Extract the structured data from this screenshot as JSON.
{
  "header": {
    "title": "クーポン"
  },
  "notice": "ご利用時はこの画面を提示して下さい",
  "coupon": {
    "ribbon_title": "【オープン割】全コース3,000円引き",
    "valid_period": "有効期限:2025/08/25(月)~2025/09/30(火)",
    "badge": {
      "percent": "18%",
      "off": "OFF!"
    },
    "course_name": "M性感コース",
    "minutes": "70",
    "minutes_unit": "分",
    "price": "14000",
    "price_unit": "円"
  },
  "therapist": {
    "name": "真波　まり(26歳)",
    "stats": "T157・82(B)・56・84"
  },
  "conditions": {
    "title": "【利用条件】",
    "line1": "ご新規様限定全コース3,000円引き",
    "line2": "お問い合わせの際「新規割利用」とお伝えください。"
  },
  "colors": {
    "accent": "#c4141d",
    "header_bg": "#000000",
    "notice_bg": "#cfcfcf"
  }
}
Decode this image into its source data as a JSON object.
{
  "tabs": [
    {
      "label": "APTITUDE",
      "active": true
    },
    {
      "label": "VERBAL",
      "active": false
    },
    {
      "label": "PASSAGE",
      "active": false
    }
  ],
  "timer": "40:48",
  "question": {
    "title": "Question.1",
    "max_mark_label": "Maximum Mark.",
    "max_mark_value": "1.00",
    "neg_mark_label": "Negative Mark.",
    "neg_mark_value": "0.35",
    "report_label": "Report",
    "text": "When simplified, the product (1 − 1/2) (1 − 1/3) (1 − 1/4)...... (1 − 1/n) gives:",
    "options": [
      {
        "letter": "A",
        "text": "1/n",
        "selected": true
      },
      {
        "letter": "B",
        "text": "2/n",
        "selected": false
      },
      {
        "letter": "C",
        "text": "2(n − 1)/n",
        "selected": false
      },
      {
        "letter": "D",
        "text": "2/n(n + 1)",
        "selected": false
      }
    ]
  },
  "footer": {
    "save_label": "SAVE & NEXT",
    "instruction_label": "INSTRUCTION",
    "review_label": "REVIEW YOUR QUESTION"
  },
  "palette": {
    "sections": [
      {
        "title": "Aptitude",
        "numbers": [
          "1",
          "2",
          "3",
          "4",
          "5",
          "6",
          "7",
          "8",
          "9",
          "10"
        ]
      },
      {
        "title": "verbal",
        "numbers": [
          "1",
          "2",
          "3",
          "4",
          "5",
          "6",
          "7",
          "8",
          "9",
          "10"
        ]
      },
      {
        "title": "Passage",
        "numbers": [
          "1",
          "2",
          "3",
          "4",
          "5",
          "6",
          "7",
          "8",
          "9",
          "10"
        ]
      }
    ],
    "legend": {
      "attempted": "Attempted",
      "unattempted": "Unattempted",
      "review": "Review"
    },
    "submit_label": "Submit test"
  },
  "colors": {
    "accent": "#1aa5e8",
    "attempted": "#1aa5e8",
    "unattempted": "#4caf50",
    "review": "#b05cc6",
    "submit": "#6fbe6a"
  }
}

┄┄┄┄┄┄

Stated problem =
Write out every line of the material again, exactly as it reads.

Expected output =
Extract the structured data from this screenshot as JSON.
{
  "header": {
    "title": "クーポン"
  },
  "notice": "ご利用時はこの画面を提示して下さい",
  "coupon": {
    "ribbon_title": "【オープン割】全コース3,000円引き",
    "valid_period": "有効期限:2025/08/25(月)~2025/09/30(火)",
    "badge": {
      "percent": "18%",
      "off": "OFF!"
    },
    "course_name": "M性感コース",
    "minutes": "70",
    "minutes_unit": "分",
    "price": "14000",
    "price_unit": "円"
  },
  "therapist": {
    "name": "真波　まり(26歳)",
    "stats": "T157・82(B)・56・84"
  },
  "conditions": {
    "title": "【利用条件】",
    "line1": "ご新規様限定全コース3,000円引き",
    "line2": "お問い合わせの際「新規割利用」とお伝えください。"
  },
  "colors": {
    "accent": "#c4141d",
    "header_bg": "#000000",
    "notice_bg": "#cfcfcf"
  }
}
Decode this image into its source data as a JSON object.
{
  "tabs": [
    {
      "label": "APTITUDE",
      "active": true
    },
    {
      "label": "VERBAL",
      "active": false
    },
    {
      "label": "PASSAGE",
      "active": false
    }
  ],
  "timer": "40:48",
  "question": {
    "title": "Question.1",
    "max_mark_label": "Maximum Mark.",
    "max_mark_value": "1.00",
    "neg_mark_label": "Negative Mark.",
    "neg_mark_value": "0.35",
    "report_label": "Report",
    "text": "When simplified, the product (1 − 1/2) (1 − 1/3) (1 − 1/4)...... (1 − 1/n) gives:",
    "options": [
      {
        "letter": "A",
        "text": "1/n",
        "selected": true
      },
      {
        "letter": "B",
        "text": "2/n",
        "selected": false
      },
      {
        "letter": "C",
        "text": "2(n − 1)/n",
        "selected": false
      },
      {
        "letter": "D",
        "text": "2/n(n + 1)",
        "selected": false
      }
    ]
  },
  "footer": {
    "save_label": "SAVE & NEXT",
    "instruction_label": "INSTRUCTION",
    "review_label": "REVIEW YOUR QUESTION"
  },
  "palette": {
    "sections": [
      {
        "title": "Aptitude",
        "numbers": [
          "1",
          "2",
          "3",
          "4",
          "5",
          "6",
          "7",
          "8",
          "9",
          "10"
        ]
      },
      {
        "title": "verbal",
        "numbers": [
          "1",
          "2",
          "3",
          "4",
          "5",
          "6",
          "7",
          "8",
          "9",
          "10"
        ]
      },
      {
        "title": "Passage",
        "numbers": [
          "1",
          "2",
          "3",
          "4",
          "5",
          "6",
          "7",
          "8",
          "9",
          "10"
        ]
      }
    ],
    "legend": {
      "attempted": "Attempted",
      "unattempted": "Unattempted",
      "review": "Review"
    },
    "submit_label": "Submit test"
  },
  "colors": {
    "accent": "#1aa5e8",
    "attempted": "#1aa5e8",
    "unattempted": "#4caf50",
    "review": "#b05cc6",
    "submit": "#6fbe6a"
  }
}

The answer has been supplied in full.